* [Stated goal]:
Count how many of the lines below contain the string "input", treating uppercase and lowercase as different, and give only that number.

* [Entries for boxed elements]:
______
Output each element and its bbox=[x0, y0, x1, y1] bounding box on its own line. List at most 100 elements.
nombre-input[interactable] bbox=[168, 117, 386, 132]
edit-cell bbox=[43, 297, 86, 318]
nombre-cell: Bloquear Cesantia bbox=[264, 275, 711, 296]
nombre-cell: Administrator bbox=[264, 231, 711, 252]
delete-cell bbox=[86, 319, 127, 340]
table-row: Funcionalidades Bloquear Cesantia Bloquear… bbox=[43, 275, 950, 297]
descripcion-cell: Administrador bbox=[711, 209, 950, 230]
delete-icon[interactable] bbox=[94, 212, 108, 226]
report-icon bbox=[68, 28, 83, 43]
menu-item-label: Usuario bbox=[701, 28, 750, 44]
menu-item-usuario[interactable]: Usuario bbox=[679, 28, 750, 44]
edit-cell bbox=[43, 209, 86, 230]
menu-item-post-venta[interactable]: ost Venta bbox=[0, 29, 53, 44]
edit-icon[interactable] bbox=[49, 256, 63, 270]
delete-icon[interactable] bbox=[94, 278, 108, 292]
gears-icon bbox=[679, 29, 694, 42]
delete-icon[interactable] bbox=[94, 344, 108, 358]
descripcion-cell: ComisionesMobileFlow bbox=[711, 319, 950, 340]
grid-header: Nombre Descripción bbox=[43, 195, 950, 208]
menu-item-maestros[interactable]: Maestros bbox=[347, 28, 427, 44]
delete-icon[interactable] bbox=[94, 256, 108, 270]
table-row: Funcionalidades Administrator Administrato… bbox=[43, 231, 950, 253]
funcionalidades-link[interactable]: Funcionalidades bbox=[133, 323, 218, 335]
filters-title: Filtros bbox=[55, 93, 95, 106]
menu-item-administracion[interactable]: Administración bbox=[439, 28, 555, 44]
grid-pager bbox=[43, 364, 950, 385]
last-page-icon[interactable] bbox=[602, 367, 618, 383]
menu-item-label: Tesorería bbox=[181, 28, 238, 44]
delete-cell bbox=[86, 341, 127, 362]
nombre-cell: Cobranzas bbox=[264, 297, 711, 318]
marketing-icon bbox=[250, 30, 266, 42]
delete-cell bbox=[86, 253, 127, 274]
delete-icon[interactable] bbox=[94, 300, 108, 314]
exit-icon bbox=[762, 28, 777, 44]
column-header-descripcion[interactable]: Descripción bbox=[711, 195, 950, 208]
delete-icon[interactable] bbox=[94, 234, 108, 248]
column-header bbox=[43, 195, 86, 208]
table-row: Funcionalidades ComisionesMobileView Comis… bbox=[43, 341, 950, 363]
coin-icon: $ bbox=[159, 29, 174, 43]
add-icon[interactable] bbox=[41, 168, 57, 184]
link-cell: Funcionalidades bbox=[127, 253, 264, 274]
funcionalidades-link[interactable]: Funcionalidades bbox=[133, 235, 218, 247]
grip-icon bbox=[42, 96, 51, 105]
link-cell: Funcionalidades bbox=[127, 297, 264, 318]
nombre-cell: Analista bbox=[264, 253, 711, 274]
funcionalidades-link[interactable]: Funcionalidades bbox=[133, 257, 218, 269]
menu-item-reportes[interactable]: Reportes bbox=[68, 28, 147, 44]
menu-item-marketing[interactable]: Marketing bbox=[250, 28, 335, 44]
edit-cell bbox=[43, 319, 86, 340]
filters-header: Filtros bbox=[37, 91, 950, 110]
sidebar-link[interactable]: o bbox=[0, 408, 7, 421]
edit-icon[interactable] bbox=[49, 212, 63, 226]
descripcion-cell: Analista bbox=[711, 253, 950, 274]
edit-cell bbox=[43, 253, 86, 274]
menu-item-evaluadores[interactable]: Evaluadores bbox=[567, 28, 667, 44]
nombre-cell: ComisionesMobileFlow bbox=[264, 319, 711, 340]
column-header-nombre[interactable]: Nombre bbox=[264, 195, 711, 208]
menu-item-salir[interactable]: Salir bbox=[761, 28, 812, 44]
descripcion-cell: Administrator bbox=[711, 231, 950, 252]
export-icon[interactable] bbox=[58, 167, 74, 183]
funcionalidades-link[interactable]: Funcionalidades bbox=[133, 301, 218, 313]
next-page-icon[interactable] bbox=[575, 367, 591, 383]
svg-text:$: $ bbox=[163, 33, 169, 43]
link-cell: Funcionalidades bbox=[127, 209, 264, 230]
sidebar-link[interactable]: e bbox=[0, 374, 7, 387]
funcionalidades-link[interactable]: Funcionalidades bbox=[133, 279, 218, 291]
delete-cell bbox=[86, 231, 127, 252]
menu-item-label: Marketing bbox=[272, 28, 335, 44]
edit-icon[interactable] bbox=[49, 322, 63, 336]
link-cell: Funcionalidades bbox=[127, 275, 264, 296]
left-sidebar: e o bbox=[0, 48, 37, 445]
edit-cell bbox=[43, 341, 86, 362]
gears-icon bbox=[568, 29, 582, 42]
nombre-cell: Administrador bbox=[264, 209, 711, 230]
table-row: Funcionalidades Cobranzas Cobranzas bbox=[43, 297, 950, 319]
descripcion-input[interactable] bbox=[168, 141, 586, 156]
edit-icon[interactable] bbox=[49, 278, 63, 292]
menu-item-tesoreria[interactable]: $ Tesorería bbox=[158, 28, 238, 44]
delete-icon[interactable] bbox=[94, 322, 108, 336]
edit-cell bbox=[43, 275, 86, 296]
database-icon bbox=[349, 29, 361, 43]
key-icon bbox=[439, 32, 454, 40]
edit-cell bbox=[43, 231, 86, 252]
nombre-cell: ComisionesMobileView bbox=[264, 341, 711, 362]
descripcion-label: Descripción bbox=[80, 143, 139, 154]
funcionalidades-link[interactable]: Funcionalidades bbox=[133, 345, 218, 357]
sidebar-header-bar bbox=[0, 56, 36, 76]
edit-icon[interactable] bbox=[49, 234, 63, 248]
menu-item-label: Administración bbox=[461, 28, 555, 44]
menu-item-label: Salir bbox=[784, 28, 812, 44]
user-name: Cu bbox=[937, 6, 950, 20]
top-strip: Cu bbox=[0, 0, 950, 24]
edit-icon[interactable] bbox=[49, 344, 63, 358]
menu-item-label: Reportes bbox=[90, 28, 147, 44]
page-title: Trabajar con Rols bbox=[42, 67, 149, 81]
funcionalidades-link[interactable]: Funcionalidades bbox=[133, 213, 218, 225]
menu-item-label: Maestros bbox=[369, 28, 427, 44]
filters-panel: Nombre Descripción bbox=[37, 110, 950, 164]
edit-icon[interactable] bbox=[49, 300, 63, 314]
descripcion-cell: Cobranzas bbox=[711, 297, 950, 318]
______
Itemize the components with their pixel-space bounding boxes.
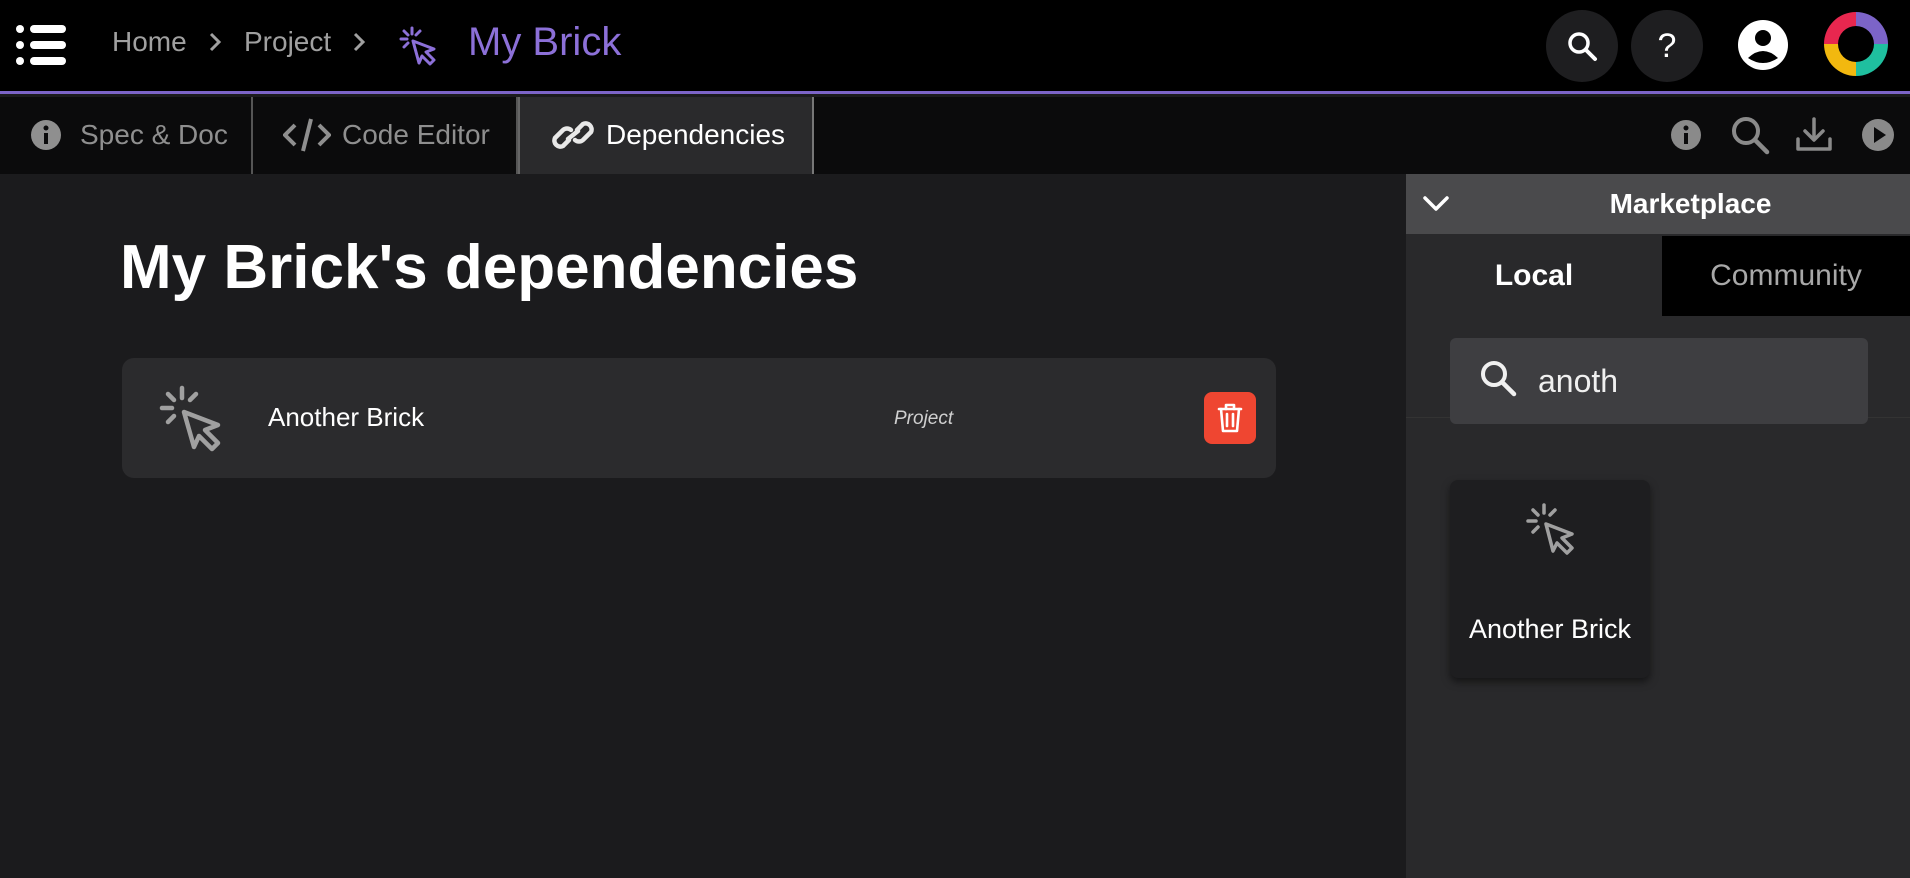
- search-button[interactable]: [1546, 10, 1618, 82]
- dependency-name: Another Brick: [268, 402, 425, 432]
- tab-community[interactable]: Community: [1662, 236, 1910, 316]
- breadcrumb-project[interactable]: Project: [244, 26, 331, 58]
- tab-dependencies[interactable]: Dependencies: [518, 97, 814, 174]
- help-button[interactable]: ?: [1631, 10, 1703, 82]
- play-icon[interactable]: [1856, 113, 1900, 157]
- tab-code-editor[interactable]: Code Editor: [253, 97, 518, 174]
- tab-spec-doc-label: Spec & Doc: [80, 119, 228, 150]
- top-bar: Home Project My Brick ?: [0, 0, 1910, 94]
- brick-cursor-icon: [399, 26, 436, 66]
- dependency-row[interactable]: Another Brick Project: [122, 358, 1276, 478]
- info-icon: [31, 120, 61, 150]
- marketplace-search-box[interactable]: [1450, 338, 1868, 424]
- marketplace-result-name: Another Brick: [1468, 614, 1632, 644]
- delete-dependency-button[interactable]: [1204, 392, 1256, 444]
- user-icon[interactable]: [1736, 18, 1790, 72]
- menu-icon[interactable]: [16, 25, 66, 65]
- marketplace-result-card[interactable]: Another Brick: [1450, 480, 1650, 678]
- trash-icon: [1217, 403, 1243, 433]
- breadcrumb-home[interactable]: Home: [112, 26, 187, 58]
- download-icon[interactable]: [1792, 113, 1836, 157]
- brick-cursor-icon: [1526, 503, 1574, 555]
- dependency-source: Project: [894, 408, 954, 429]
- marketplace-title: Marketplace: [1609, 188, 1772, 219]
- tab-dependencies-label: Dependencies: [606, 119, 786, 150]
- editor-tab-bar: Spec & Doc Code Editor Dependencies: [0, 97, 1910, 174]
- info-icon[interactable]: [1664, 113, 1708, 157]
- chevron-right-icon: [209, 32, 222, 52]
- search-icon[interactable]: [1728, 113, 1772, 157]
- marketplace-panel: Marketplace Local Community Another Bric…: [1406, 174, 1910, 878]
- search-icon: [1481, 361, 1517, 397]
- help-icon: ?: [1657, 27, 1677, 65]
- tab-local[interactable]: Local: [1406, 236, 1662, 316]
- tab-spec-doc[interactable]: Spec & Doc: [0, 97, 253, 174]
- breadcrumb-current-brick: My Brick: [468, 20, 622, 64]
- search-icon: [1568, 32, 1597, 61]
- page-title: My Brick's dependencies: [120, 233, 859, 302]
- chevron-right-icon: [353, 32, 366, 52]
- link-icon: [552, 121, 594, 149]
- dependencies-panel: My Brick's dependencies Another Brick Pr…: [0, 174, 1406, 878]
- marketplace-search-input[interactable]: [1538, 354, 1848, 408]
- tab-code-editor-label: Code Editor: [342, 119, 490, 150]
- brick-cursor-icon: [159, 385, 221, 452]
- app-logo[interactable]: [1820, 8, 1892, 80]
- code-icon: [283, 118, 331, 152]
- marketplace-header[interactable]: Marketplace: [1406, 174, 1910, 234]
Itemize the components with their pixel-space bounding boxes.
______
* [Task answer]:
3